--- Information shown ---
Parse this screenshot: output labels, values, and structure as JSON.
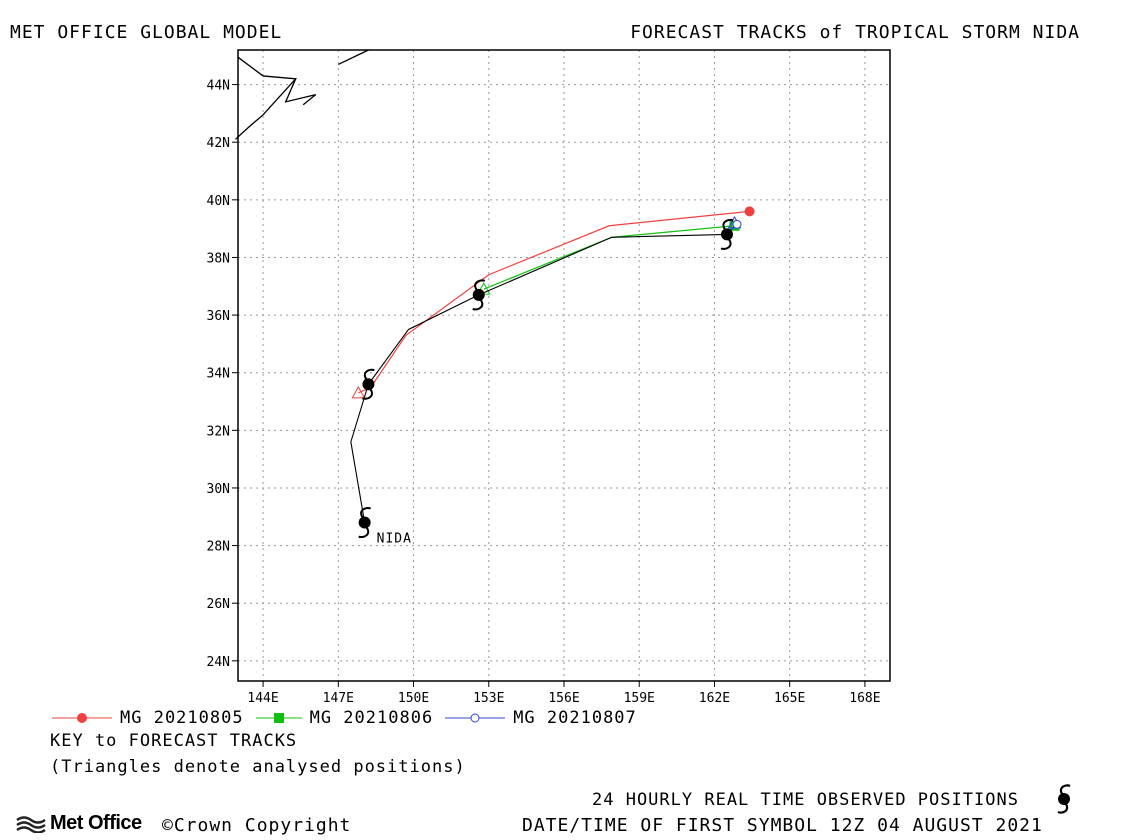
{
  "header": {
    "left_title": "MET OFFICE GLOBAL MODEL",
    "right_title": "FORECAST TRACKS of TROPICAL STORM NIDA"
  },
  "map": {
    "lon_range": [
      143,
      169
    ],
    "lat_range": [
      23.3,
      45.2
    ],
    "x_ticks": [
      {
        "v": 144,
        "label": "144E"
      },
      {
        "v": 147,
        "label": "147E"
      },
      {
        "v": 150,
        "label": "150E"
      },
      {
        "v": 153,
        "label": "153E"
      },
      {
        "v": 156,
        "label": "156E"
      },
      {
        "v": 159,
        "label": "159E"
      },
      {
        "v": 162,
        "label": "162E"
      },
      {
        "v": 165,
        "label": "165E"
      },
      {
        "v": 168,
        "label": "168E"
      }
    ],
    "y_ticks": [
      {
        "v": 24,
        "label": "24N"
      },
      {
        "v": 26,
        "label": "26N"
      },
      {
        "v": 28,
        "label": "28N"
      },
      {
        "v": 30,
        "label": "30N"
      },
      {
        "v": 32,
        "label": "32N"
      },
      {
        "v": 34,
        "label": "34N"
      },
      {
        "v": 36,
        "label": "36N"
      },
      {
        "v": 38,
        "label": "38N"
      },
      {
        "v": 40,
        "label": "40N"
      },
      {
        "v": 42,
        "label": "42N"
      },
      {
        "v": 44,
        "label": "44N"
      }
    ],
    "grid": "dotted",
    "storm_label": "NIDA",
    "coastlines": [
      [
        [
          143.0,
          44.95
        ],
        [
          144.0,
          44.3
        ],
        [
          145.3,
          44.2
        ],
        [
          144.0,
          42.95
        ],
        [
          143.4,
          42.5
        ],
        [
          142.9,
          42.1
        ]
      ],
      [
        [
          145.3,
          44.2
        ],
        [
          144.9,
          43.4
        ],
        [
          146.1,
          43.65
        ],
        [
          145.6,
          43.3
        ]
      ],
      [
        [
          147.0,
          44.7
        ],
        [
          148.2,
          45.2
        ]
      ]
    ],
    "observed_track": [
      [
        148.05,
        28.8
      ],
      [
        147.5,
        31.6
      ],
      [
        148.2,
        33.6
      ],
      [
        149.8,
        35.5
      ],
      [
        152.6,
        36.7
      ],
      [
        157.9,
        38.7
      ],
      [
        162.5,
        38.8
      ]
    ],
    "observed_positions": [
      [
        148.05,
        28.8
      ],
      [
        148.2,
        33.6
      ],
      [
        152.6,
        36.7
      ],
      [
        162.5,
        38.8
      ]
    ]
  },
  "tracks": [
    {
      "name": "MG 20210805",
      "color": "#f04040",
      "marker": "circle-filled",
      "points": [
        [
          147.8,
          33.3
        ],
        [
          148.3,
          33.5
        ],
        [
          149.7,
          35.3
        ],
        [
          153.0,
          37.4
        ],
        [
          157.8,
          39.1
        ],
        [
          163.4,
          39.6
        ]
      ],
      "analysed": [
        147.8,
        33.3
      ]
    },
    {
      "name": "MG 20210806",
      "color": "#10c010",
      "marker": "square-filled",
      "points": [
        [
          152.8,
          36.9
        ],
        [
          157.9,
          38.7
        ],
        [
          162.8,
          39.1
        ]
      ],
      "analysed": [
        152.8,
        36.9
      ]
    },
    {
      "name": "MG 20210807",
      "color": "#3040e0",
      "marker": "circle-open",
      "points": [
        [
          162.6,
          38.9
        ],
        [
          162.9,
          39.15
        ]
      ],
      "analysed": [
        162.8,
        39.2
      ]
    }
  ],
  "key": {
    "title": "KEY to FORECAST TRACKS",
    "note": "(Triangles denote analysed positions)"
  },
  "footer": {
    "logo_text": "Met Office",
    "copyright": "©Crown Copyright",
    "observed_label": "24 HOURLY REAL TIME OBSERVED POSITIONS",
    "datetime": "DATE/TIME OF FIRST SYMBOL 12Z 04 AUGUST 2021"
  }
}
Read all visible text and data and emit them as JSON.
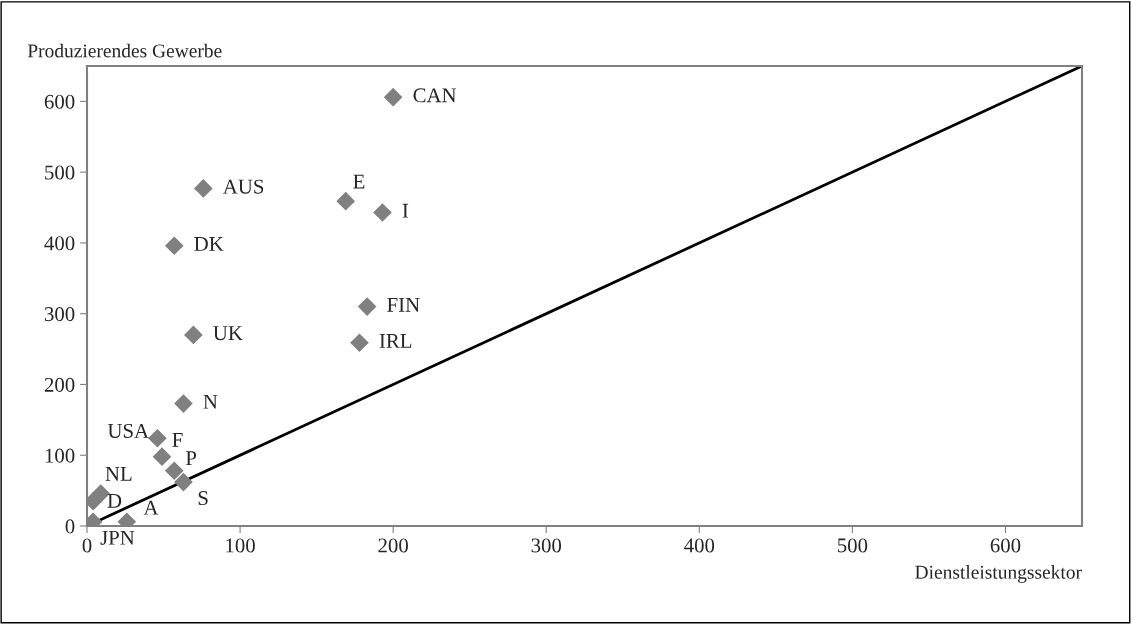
{
  "chart_data": {
    "type": "scatter",
    "xlabel": "Dienstleistungssektor",
    "ylabel": "Produzierendes Gewerbe",
    "xlim": [
      0,
      650
    ],
    "ylim": [
      0,
      650
    ],
    "xticks": [
      0,
      100,
      200,
      300,
      400,
      500,
      600
    ],
    "yticks": [
      0,
      100,
      200,
      300,
      400,
      500,
      600
    ],
    "grid": false,
    "legend": false,
    "series": [
      {
        "color": "#808080",
        "marker": "diamond",
        "x": [
          200,
          76,
          169,
          193,
          57,
          183,
          69.5,
          178,
          63,
          46,
          49,
          57,
          63,
          9,
          4,
          4,
          26
        ],
        "values": [
          606,
          477,
          459,
          443,
          396,
          310,
          270,
          259,
          173,
          124,
          98,
          78,
          62,
          46,
          35,
          6,
          6
        ]
      },
      {
        "type": "line",
        "color": "#000000",
        "x": [
          0,
          650
        ],
        "values": [
          0,
          650
        ]
      }
    ],
    "annotations": [
      {
        "text": "CAN",
        "x": 200,
        "y": 606
      },
      {
        "text": "AUS",
        "x": 76,
        "y": 477
      },
      {
        "text": "E",
        "x": 169,
        "y": 459
      },
      {
        "text": "I",
        "x": 193,
        "y": 443
      },
      {
        "text": "DK",
        "x": 57,
        "y": 396
      },
      {
        "text": "FIN",
        "x": 183,
        "y": 310
      },
      {
        "text": "UK",
        "x": 69.5,
        "y": 270
      },
      {
        "text": "IRL",
        "x": 178,
        "y": 259
      },
      {
        "text": "N",
        "x": 63,
        "y": 173
      },
      {
        "text": "USA",
        "x": 46,
        "y": 124
      },
      {
        "text": "F",
        "x": 49,
        "y": 98
      },
      {
        "text": "P",
        "x": 57,
        "y": 78
      },
      {
        "text": "S",
        "x": 63,
        "y": 62
      },
      {
        "text": "NL",
        "x": 9,
        "y": 46
      },
      {
        "text": "D",
        "x": 4,
        "y": 35
      },
      {
        "text": "JPN",
        "x": 4,
        "y": 6
      },
      {
        "text": "A",
        "x": 26,
        "y": 6
      }
    ]
  }
}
---
Copy the material above in full and exactly, skipping pictures.

Parse this screenshot: output labels, values, and structure as JSON.
{
  "header": {
    "left_title": "MET OFFICE GLOBAL MODEL",
    "right_title": "FORECAST TRACKS of TROPICAL STORM NIDA"
  },
  "map": {
    "lon_range": [
      143,
      169
    ],
    "lat_range": [
      23.3,
      45.2
    ],
    "x_ticks": [
      {
        "v": 144,
        "label": "144E"
      },
      {
        "v": 147,
        "label": "147E"
      },
      {
        "v": 150,
        "label": "150E"
      },
      {
        "v": 153,
        "label": "153E"
      },
      {
        "v": 156,
        "label": "156E"
      },
      {
        "v": 159,
        "label": "159E"
      },
      {
        "v": 162,
        "label": "162E"
      },
      {
        "v": 165,
        "label": "165E"
      },
      {
        "v": 168,
        "label": "168E"
      }
    ],
    "y_ticks": [
      {
        "v": 24,
        "label": "24N"
      },
      {
        "v": 26,
        "label": "26N"
      },
      {
        "v": 28,
        "label": "28N"
      },
      {
        "v": 30,
        "label": "30N"
      },
      {
        "v": 32,
        "label": "32N"
      },
      {
        "v": 34,
        "label": "34N"
      },
      {
        "v": 36,
        "label": "36N"
      },
      {
        "v": 38,
        "label": "38N"
      },
      {
        "v": 40,
        "label": "40N"
      },
      {
        "v": 42,
        "label": "42N"
      },
      {
        "v": 44,
        "label": "44N"
      }
    ],
    "grid": "dotted",
    "storm_label": "NIDA",
    "coastlines": [
      [
        [
          143.0,
          44.95
        ],
        [
          144.0,
          44.3
        ],
        [
          145.3,
          44.2
        ],
        [
          144.0,
          42.95
        ],
        [
          143.4,
          42.5
        ],
        [
          142.9,
          42.1
        ]
      ],
      [
        [
          145.3,
          44.2
        ],
        [
          144.9,
          43.4
        ],
        [
          146.1,
          43.65
        ],
        [
          145.6,
          43.3
        ]
      ],
      [
        [
          147.0,
          44.7
        ],
        [
          148.2,
          45.2
        ]
      ]
    ],
    "observed_track": [
      [
        148.05,
        28.8
      ],
      [
        147.5,
        31.6
      ],
      [
        148.2,
        33.6
      ],
      [
        149.8,
        35.5
      ],
      [
        152.6,
        36.7
      ],
      [
        157.9,
        38.7
      ],
      [
        162.5,
        38.8
      ]
    ],
    "observed_positions": [
      [
        148.05,
        28.8
      ],
      [
        148.2,
        33.6
      ],
      [
        152.6,
        36.7
      ],
      [
        162.5,
        38.8
      ]
    ]
  },
  "tracks": [
    {
      "name": "MG 20210805",
      "color": "#f04040",
      "marker": "circle-filled",
      "points": [
        [
          147.8,
          33.3
        ],
        [
          148.3,
          33.5
        ],
        [
          149.7,
          35.3
        ],
        [
          153.0,
          37.4
        ],
        [
          157.8,
          39.1
        ],
        [
          163.4,
          39.6
        ]
      ],
      "analysed": [
        147.8,
        33.3
      ]
    },
    {
      "name": "MG 20210806",
      "color": "#10c010",
      "marker": "square-filled",
      "points": [
        [
          152.8,
          36.9
        ],
        [
          157.9,
          38.7
        ],
        [
          162.8,
          39.1
        ]
      ],
      "analysed": [
        152.8,
        36.9
      ]
    },
    {
      "name": "MG 20210807",
      "color": "#3040e0",
      "marker": "circle-open",
      "points": [
        [
          162.6,
          38.9
        ],
        [
          162.9,
          39.15
        ]
      ],
      "analysed": [
        162.8,
        39.2
      ]
    }
  ],
  "key": {
    "title": "KEY to FORECAST TRACKS",
    "note": "(Triangles denote analysed positions)"
  },
  "footer": {
    "logo_text": "Met Office",
    "copyright": "©Crown Copyright",
    "observed_label": "24 HOURLY REAL TIME OBSERVED POSITIONS",
    "datetime": "DATE/TIME OF FIRST SYMBOL 12Z 04 AUGUST 2021"
  }
}
Read all visible text and data and emit them as JSON.
{
  "chart_data": {
    "type": "scatter",
    "xlabel": "Dienstleistungssektor",
    "ylabel": "Produzierendes Gewerbe",
    "xlim": [
      0,
      650
    ],
    "ylim": [
      0,
      650
    ],
    "xticks": [
      0,
      100,
      200,
      300,
      400,
      500,
      600
    ],
    "yticks": [
      0,
      100,
      200,
      300,
      400,
      500,
      600
    ],
    "grid": false,
    "legend": false,
    "series": [
      {
        "color": "#808080",
        "marker": "diamond",
        "x": [
          200,
          76,
          169,
          193,
          57,
          183,
          69.5,
          178,
          63,
          46,
          49,
          57,
          63,
          9,
          4,
          4,
          26
        ],
        "values": [
          606,
          477,
          459,
          443,
          396,
          310,
          270,
          259,
          173,
          124,
          98,
          78,
          62,
          46,
          35,
          6,
          6
        ]
      },
      {
        "type": "line",
        "color": "#000000",
        "x": [
          0,
          650
        ],
        "values": [
          0,
          650
        ]
      }
    ],
    "annotations": [
      {
        "text": "CAN",
        "x": 200,
        "y": 606
      },
      {
        "text": "AUS",
        "x": 76,
        "y": 477
      },
      {
        "text": "E",
        "x": 169,
        "y": 459
      },
      {
        "text": "I",
        "x": 193,
        "y": 443
      },
      {
        "text": "DK",
        "x": 57,
        "y": 396
      },
      {
        "text": "FIN",
        "x": 183,
        "y": 310
      },
      {
        "text": "UK",
        "x": 69.5,
        "y": 270
      },
      {
        "text": "IRL",
        "x": 178,
        "y": 259
      },
      {
        "text": "N",
        "x": 63,
        "y": 173
      },
      {
        "text": "USA",
        "x": 46,
        "y": 124
      },
      {
        "text": "F",
        "x": 49,
        "y": 98
      },
      {
        "text": "P",
        "x": 57,
        "y": 78
      },
      {
        "text": "S",
        "x": 63,
        "y": 62
      },
      {
        "text": "NL",
        "x": 9,
        "y": 46
      },
      {
        "text": "D",
        "x": 4,
        "y": 35
      },
      {
        "text": "JPN",
        "x": 4,
        "y": 6
      },
      {
        "text": "A",
        "x": 26,
        "y": 6
      }
    ]
  }
}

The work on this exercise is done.